- _What is asked_: Render every entry exactly as it appears.

-- Begin Records provided --

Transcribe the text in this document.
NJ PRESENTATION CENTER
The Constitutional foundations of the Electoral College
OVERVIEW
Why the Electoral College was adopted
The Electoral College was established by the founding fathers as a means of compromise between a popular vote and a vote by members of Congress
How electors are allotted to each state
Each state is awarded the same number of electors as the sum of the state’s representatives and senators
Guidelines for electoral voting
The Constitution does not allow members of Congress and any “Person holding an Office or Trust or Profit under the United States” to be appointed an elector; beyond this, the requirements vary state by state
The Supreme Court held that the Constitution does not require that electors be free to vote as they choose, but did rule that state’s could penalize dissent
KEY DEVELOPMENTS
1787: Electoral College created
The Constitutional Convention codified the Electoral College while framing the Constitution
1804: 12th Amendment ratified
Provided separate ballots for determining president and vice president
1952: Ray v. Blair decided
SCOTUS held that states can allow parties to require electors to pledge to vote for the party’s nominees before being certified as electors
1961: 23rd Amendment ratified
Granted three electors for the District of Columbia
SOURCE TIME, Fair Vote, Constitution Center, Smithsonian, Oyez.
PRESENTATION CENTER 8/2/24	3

-- End Records provided --

- _Written response_:
Transcribe the text in this document.
NJ PRESENTATION CENTER
The Constitutional foundations of the Electoral College
OVERVIEW
Why the Electoral College was adopted
The Electoral College was established by the founding fathers as a means of compromise between a popular vote and a vote by members of Congress
How electors are allotted to each state
Each state is awarded the same number of electors as the sum of the state’s representatives and senators
Guidelines for electoral voting
The Constitution does not allow members of Congress and any “Person holding an Office or Trust or Profit under the United States” to be appointed an elector; beyond this, the requirements vary state by state
The Supreme Court held that the Constitution does not require that electors be free to vote as they choose, but did rule that state’s could penalize dissent
KEY DEVELOPMENTS
1787: Electoral College created
The Constitutional Convention codified the Electoral College while framing the Constitution
1804: 12th Amendment ratified
Provided separate ballots for determining president and vice president
1952: Ray v. Blair decided
SCOTUS held that states can allow parties to require electors to pledge to vote for the party’s nominees before being certified as electors
1961: 23rd Amendment ratified
Granted three electors for the District of Columbia
SOURCE TIME, Fair Vote, Constitution Center, Smithsonian, Oyez.
PRESENTATION CENTER 8/2/24	3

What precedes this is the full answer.